## [What you are asked to do]
Write out each record again exactly as it stands.

------ Data for this exercise

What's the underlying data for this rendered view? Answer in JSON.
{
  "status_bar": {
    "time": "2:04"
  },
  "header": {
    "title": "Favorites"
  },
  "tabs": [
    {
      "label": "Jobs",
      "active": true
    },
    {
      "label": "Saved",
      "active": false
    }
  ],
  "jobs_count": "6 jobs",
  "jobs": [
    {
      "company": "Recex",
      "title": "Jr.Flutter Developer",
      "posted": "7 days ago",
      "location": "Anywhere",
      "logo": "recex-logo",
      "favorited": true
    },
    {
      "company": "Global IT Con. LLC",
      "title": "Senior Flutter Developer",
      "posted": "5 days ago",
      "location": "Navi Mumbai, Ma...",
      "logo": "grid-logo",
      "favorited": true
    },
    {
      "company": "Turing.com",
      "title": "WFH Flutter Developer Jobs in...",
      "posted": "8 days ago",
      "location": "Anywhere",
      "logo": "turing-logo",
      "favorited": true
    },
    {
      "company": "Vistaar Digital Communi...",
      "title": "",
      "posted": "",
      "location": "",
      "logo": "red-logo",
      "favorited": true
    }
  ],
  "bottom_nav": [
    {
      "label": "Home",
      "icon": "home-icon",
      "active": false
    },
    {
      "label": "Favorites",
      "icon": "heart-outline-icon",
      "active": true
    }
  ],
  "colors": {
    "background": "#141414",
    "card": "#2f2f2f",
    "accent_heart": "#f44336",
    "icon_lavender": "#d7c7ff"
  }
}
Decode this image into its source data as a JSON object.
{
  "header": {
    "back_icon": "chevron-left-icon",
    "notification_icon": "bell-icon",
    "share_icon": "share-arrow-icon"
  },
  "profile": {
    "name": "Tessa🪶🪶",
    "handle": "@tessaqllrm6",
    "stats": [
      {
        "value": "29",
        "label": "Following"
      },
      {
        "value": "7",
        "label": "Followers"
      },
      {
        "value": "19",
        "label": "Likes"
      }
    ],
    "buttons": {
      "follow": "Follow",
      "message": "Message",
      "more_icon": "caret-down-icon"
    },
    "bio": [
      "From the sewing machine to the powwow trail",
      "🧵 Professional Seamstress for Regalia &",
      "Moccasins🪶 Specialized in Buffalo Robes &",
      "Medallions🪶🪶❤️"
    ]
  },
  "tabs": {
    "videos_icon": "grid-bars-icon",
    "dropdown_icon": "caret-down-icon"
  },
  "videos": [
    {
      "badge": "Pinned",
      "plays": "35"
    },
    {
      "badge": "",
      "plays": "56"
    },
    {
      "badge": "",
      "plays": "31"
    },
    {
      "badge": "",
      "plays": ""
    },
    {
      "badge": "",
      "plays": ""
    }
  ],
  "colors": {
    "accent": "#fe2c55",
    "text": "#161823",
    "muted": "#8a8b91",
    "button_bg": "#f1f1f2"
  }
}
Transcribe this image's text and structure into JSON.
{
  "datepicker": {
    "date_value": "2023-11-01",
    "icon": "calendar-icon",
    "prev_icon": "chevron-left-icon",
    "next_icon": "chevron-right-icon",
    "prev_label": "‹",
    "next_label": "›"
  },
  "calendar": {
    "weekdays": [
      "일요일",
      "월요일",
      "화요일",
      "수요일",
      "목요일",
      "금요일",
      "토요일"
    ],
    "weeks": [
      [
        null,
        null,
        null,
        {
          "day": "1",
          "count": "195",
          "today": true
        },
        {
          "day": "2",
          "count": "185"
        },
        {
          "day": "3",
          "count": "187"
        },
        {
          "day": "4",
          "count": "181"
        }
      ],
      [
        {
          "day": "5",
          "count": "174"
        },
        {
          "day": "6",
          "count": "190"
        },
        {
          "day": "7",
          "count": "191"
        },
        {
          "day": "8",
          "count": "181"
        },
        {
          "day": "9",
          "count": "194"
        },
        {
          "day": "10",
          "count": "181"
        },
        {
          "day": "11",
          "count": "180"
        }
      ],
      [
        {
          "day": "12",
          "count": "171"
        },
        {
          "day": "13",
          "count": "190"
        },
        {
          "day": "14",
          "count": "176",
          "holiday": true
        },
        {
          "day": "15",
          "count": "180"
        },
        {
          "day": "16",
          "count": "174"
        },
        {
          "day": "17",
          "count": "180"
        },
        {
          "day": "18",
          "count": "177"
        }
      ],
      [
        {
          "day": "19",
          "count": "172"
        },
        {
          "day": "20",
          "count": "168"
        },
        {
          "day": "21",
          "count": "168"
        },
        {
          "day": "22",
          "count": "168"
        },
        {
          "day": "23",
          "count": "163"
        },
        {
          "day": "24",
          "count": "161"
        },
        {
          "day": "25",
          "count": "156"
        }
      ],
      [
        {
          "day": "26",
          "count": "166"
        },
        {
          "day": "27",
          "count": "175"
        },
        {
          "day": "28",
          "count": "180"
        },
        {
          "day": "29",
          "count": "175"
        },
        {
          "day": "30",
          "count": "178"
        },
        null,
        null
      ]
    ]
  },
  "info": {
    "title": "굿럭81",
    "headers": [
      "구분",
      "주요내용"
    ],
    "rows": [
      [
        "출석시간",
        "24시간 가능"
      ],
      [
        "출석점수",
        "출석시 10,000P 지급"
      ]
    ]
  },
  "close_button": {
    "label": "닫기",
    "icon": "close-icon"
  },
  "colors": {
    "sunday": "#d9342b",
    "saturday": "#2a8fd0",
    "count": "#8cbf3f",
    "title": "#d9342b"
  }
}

------------

## [Task response]
What's the underlying data for this rendered view? Answer in JSON.
{
  "status_bar": {
    "time": "2:04"
  },
  "header": {
    "title": "Favorites"
  },
  "tabs": [
    {
      "label": "Jobs",
      "active": true
    },
    {
      "label": "Saved",
      "active": false
    }
  ],
  "jobs_count": "6 jobs",
  "jobs": [
    {
      "company": "Recex",
      "title": "Jr.Flutter Developer",
      "posted": "7 days ago",
      "location": "Anywhere",
      "logo": "recex-logo",
      "favorited": true
    },
    {
      "company": "Global IT Con. LLC",
      "title": "Senior Flutter Developer",
      "posted": "5 days ago",
      "location": "Navi Mumbai, Ma...",
      "logo": "grid-logo",
      "favorited": true
    },
    {
      "company": "Turing.com",
      "title": "WFH Flutter Developer Jobs in...",
      "posted": "8 days ago",
      "location": "Anywhere",
      "logo": "turing-logo",
      "favorited": true
    },
    {
      "company": "Vistaar Digital Communi...",
      "title": "",
      "posted": "",
      "location": "",
      "logo": "red-logo",
      "favorited": true
    }
  ],
  "bottom_nav": [
    {
      "label": "Home",
      "icon": "home-icon",
      "active": false
    },
    {
      "label": "Favorites",
      "icon": "heart-outline-icon",
      "active": true
    }
  ],
  "colors": {
    "background": "#141414",
    "card": "#2f2f2f",
    "accent_heart": "#f44336",
    "icon_lavender": "#d7c7ff"
  }
}
Decode this image into its source data as a JSON object.
{
  "header": {
    "back_icon": "chevron-left-icon",
    "notification_icon": "bell-icon",
    "share_icon": "share-arrow-icon"
  },
  "profile": {
    "name": "Tessa🪶🪶",
    "handle": "@tessaqllrm6",
    "stats": [
      {
        "value": "29",
        "label": "Following"
      },
      {
        "value": "7",
        "label": "Followers"
      },
      {
        "value": "19",
        "label": "Likes"
      }
    ],
    "buttons": {
      "follow": "Follow",
      "message": "Message",
      "more_icon": "caret-down-icon"
    },
    "bio": [
      "From the sewing machine to the powwow trail",
      "🧵 Professional Seamstress for Regalia &",
      "Moccasins🪶 Specialized in Buffalo Robes &",
      "Medallions🪶🪶❤️"
    ]
  },
  "tabs": {
    "videos_icon": "grid-bars-icon",
    "dropdown_icon": "caret-down-icon"
  },
  "videos": [
    {
      "badge": "Pinned",
      "plays": "35"
    },
    {
      "badge": "",
      "plays": "56"
    },
    {
      "badge": "",
      "plays": "31"
    },
    {
      "badge": "",
      "plays": ""
    },
    {
      "badge": "",
      "plays": ""
    }
  ],
  "colors": {
    "accent": "#fe2c55",
    "text": "#161823",
    "muted": "#8a8b91",
    "button_bg": "#f1f1f2"
  }
}
Transcribe this image's text and structure into JSON.
{
  "datepicker": {
    "date_value": "2023-11-01",
    "icon": "calendar-icon",
    "prev_icon": "chevron-left-icon",
    "next_icon": "chevron-right-icon",
    "prev_label": "‹",
    "next_label": "›"
  },
  "calendar": {
    "weekdays": [
      "일요일",
      "월요일",
      "화요일",
      "수요일",
      "목요일",
      "금요일",
      "토요일"
    ],
    "weeks": [
      [
        null,
        null,
        null,
        {
          "day": "1",
          "count": "195",
          "today": true
        },
        {
          "day": "2",
          "count": "185"
        },
        {
          "day": "3",
          "count": "187"
        },
        {
          "day": "4",
          "count": "181"
        }
      ],
      [
        {
          "day": "5",
          "count": "174"
        },
        {
          "day": "6",
          "count": "190"
        },
        {
          "day": "7",
          "count": "191"
        },
        {
          "day": "8",
          "count": "181"
        },
        {
          "day": "9",
          "count": "194"
        },
        {
          "day": "10",
          "count": "181"
        },
        {
          "day": "11",
          "count": "180"
        }
      ],
      [
        {
          "day": "12",
          "count": "171"
        },
        {
          "day": "13",
          "count": "190"
        },
        {
          "day": "14",
          "count": "176",
          "holiday": true
        },
        {
          "day": "15",
          "count": "180"
        },
        {
          "day": "16",
          "count": "174"
        },
        {
          "day": "17",
          "count": "180"
        },
        {
          "day": "18",
          "count": "177"
        }
      ],
      [
        {
          "day": "19",
          "count": "172"
        },
        {
          "day": "20",
          "count": "168"
        },
        {
          "day": "21",
          "count": "168"
        },
        {
          "day": "22",
          "count": "168"
        },
        {
          "day": "23",
          "count": "163"
        },
        {
          "day": "24",
          "count": "161"
        },
        {
          "day": "25",
          "count": "156"
        }
      ],
      [
        {
          "day": "26",
          "count": "166"
        },
        {
          "day": "27",
          "count": "175"
        },
        {
          "day": "28",
          "count": "180"
        },
        {
          "day": "29",
          "count": "175"
        },
        {
          "day": "30",
          "count": "178"
        },
        null,
        null
      ]
    ]
  },
  "info": {
    "title": "굿럭81",
    "headers": [
      "구분",
      "주요내용"
    ],
    "rows": [
      [
        "출석시간",
        "24시간 가능"
      ],
      [
        "출석점수",
        "출석시 10,000P 지급"
      ]
    ]
  },
  "close_button": {
    "label": "닫기",
    "icon": "close-icon"
  },
  "colors": {
    "sunday": "#d9342b",
    "saturday": "#2a8fd0",
    "count": "#8cbf3f",
    "title": "#d9342b"
  }
}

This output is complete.